## Exercise instructions
Reproduce, without any changes, the lines of the material from its first line through the line that holds "button[interactable]: 血糖 bbox=[393, 289, 575, 475]", with both of those lines included.

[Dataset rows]
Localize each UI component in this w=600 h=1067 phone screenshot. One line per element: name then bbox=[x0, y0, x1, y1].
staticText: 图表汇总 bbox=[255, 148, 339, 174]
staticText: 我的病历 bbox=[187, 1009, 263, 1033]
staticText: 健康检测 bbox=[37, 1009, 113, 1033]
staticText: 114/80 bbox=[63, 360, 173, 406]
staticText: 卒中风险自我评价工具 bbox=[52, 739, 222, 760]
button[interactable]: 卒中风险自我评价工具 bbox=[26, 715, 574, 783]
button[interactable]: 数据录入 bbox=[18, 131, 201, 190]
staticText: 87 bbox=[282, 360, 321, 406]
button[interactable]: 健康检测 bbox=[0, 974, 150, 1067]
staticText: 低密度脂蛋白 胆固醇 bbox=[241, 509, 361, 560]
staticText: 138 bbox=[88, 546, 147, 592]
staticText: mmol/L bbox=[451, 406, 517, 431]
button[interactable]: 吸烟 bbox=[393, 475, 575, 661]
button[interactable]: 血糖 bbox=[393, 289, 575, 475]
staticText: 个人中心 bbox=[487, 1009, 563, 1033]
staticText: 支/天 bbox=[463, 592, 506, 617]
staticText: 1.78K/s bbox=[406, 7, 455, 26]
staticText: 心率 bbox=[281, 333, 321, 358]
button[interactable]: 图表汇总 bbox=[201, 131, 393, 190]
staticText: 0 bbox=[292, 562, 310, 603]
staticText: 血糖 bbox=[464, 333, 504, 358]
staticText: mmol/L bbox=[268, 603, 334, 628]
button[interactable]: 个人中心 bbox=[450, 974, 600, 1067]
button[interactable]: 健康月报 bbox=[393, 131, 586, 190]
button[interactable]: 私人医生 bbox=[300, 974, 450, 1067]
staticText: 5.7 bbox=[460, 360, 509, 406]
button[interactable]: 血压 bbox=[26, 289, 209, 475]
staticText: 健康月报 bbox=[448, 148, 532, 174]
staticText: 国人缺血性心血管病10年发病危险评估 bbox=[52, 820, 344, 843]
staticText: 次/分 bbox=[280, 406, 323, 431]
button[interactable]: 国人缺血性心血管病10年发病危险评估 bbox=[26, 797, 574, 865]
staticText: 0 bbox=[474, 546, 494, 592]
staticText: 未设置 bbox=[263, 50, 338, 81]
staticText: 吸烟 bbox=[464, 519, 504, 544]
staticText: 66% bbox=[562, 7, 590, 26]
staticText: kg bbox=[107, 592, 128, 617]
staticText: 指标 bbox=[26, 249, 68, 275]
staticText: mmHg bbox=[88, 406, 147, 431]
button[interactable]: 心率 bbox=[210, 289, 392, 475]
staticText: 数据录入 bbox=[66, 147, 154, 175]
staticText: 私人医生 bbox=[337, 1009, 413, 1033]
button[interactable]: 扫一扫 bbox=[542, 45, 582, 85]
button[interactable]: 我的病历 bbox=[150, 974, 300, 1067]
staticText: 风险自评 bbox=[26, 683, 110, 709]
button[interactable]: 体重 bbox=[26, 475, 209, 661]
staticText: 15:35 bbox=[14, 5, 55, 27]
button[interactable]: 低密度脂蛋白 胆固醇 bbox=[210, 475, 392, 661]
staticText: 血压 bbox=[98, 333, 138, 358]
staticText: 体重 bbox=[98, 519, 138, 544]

## Full response
Localize each UI component in this w=600 h=1067 phone screenshot. One line per element: name then bbox=[x0, y0, x1, y1].
staticText: 图表汇总 bbox=[255, 148, 339, 174]
staticText: 我的病历 bbox=[187, 1009, 263, 1033]
staticText: 健康检测 bbox=[37, 1009, 113, 1033]
staticText: 114/80 bbox=[63, 360, 173, 406]
staticText: 卒中风险自我评价工具 bbox=[52, 739, 222, 760]
button[interactable]: 卒中风险自我评价工具 bbox=[26, 715, 574, 783]
button[interactable]: 数据录入 bbox=[18, 131, 201, 190]
staticText: 87 bbox=[282, 360, 321, 406]
button[interactable]: 健康检测 bbox=[0, 974, 150, 1067]
staticText: 低密度脂蛋白 胆固醇 bbox=[241, 509, 361, 560]
staticText: 138 bbox=[88, 546, 147, 592]
staticText: mmol/L bbox=[451, 406, 517, 431]
button[interactable]: 吸烟 bbox=[393, 475, 575, 661]
button[interactable]: 血糖 bbox=[393, 289, 575, 475]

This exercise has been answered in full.